> [Work required]:
Pull every line containing "department" out of the material below.

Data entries
[start]

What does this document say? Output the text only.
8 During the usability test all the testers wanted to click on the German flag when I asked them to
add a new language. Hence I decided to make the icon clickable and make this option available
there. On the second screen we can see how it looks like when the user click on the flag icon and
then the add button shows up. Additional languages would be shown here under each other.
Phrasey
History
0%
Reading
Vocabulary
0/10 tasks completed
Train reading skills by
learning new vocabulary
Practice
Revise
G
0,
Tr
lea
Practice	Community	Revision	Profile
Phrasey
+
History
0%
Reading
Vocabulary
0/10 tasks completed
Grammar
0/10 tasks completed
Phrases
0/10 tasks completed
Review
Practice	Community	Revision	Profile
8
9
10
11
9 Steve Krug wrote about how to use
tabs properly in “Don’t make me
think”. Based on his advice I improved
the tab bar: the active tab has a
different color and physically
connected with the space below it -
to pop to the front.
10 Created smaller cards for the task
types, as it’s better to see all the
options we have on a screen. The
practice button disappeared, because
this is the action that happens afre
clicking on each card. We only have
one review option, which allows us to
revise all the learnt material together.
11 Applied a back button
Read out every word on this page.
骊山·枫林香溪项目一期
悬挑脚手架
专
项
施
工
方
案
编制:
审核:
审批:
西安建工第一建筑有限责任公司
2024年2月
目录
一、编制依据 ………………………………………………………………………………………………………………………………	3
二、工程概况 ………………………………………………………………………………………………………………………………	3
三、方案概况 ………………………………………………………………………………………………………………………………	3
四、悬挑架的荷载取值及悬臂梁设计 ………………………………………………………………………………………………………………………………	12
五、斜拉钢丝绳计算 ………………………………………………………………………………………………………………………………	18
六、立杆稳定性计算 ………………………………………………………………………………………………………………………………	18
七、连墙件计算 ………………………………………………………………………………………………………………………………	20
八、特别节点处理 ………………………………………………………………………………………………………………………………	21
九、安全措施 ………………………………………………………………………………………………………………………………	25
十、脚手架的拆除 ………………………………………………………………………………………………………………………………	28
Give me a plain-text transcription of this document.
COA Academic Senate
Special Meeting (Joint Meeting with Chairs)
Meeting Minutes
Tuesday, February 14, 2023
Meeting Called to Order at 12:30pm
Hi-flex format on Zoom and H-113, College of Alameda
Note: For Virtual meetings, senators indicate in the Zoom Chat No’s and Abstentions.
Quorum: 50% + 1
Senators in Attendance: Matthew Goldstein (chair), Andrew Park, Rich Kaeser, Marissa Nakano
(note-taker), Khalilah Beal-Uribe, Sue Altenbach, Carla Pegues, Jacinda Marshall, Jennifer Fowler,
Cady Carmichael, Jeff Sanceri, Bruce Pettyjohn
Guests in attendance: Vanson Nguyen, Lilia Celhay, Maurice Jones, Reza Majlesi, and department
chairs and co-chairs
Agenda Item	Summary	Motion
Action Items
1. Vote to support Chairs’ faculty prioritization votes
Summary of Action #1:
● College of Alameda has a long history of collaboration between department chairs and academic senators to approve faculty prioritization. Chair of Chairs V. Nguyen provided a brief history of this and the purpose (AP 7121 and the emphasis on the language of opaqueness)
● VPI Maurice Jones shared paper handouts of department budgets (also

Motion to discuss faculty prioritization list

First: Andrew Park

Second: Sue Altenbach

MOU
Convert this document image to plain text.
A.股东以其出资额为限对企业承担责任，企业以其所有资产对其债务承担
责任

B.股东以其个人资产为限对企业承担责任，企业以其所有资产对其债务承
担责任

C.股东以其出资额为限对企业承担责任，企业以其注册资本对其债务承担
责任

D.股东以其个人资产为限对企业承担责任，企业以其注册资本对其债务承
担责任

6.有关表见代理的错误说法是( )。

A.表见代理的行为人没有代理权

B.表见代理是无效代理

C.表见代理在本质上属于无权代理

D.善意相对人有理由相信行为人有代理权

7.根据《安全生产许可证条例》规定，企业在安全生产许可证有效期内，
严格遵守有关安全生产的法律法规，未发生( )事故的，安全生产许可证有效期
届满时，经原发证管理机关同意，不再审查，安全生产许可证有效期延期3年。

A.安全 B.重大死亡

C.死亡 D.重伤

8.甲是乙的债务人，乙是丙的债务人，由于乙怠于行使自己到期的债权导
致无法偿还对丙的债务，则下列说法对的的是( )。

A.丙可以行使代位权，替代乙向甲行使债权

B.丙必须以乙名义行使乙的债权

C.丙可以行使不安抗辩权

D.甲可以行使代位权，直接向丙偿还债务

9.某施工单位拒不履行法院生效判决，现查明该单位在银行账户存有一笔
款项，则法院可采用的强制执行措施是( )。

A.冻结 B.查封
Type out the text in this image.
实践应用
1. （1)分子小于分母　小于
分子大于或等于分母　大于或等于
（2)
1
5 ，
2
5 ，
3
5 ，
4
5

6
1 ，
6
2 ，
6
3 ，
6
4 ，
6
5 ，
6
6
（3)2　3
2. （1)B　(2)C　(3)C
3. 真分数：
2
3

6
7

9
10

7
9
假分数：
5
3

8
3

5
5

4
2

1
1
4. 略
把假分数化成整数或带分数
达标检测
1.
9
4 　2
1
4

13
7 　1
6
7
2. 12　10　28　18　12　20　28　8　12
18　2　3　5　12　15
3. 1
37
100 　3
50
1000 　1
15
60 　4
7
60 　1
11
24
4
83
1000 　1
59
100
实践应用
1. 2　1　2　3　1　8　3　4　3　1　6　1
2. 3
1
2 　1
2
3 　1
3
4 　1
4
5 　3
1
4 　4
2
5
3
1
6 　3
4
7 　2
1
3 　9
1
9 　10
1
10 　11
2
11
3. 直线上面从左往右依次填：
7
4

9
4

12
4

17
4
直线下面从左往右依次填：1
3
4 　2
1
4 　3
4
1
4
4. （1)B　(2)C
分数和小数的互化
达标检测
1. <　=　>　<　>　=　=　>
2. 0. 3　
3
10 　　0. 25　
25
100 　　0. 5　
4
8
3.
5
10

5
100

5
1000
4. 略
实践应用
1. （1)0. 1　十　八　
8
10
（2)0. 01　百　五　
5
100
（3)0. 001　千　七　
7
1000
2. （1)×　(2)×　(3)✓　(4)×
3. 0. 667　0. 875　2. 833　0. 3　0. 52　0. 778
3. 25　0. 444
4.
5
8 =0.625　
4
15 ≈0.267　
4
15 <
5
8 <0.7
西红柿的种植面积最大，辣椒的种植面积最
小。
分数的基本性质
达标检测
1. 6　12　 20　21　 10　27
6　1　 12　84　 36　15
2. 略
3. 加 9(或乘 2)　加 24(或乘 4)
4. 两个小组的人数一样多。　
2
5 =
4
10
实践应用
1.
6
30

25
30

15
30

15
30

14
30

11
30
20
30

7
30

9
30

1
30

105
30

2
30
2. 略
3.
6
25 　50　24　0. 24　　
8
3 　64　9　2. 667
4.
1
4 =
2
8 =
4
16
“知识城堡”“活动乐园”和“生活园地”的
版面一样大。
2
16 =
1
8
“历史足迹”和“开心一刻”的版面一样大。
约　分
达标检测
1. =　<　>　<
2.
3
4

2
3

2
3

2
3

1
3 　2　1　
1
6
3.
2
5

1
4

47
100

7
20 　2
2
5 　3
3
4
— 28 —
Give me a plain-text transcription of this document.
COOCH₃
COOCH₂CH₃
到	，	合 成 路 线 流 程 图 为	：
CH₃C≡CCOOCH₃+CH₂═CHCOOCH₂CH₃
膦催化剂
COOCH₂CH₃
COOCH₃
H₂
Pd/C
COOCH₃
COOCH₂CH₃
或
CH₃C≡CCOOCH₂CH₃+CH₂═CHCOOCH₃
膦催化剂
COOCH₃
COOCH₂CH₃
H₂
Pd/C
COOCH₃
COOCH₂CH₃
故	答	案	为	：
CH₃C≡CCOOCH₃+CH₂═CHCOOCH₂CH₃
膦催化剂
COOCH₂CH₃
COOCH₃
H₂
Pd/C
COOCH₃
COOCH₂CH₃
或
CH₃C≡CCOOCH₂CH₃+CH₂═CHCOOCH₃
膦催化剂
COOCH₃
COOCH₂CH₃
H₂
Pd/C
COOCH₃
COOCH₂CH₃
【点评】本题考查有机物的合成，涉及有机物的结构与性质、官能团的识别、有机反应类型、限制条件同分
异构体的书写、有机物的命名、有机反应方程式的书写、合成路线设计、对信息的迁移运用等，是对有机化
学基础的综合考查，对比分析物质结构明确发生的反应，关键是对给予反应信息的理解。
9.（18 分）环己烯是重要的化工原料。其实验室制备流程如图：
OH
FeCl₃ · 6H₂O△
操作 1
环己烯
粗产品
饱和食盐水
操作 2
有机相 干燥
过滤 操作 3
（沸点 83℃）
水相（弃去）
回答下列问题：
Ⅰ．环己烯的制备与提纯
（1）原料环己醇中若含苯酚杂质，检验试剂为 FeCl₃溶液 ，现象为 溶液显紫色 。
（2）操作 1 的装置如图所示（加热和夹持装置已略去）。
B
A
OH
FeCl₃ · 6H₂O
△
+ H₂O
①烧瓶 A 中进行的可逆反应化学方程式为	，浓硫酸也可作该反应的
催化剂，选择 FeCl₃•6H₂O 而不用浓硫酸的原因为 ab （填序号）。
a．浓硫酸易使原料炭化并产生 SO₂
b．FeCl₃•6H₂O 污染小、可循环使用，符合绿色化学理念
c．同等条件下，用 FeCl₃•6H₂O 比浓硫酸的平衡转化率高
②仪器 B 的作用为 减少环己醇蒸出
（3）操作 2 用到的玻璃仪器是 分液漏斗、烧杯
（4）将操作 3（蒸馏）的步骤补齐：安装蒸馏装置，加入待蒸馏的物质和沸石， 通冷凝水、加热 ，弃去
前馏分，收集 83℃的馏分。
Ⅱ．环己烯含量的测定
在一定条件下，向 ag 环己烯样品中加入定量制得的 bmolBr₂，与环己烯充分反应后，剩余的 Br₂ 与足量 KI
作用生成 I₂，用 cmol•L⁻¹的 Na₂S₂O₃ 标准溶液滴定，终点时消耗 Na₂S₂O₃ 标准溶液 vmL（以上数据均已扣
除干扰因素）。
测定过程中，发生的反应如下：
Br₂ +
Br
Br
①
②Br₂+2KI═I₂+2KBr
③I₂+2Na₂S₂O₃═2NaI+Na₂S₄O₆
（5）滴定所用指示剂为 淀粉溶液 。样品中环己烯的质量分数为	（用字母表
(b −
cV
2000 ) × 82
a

[end]

> [Complete output]:
Guests in attendance: Vanson Nguyen, Lilia Celhay, Maurice Jones, Reza Majlesi, and department
● College of Alameda has a long history of collaboration between department chairs and academic senators to approve faculty prioritization. Chair of Chairs V. Nguyen provided a brief history of this and the purpose (AP 7121 and the emphasis on the language of opaqueness)
● VPI Maurice Jones shared paper handouts of department budgets (also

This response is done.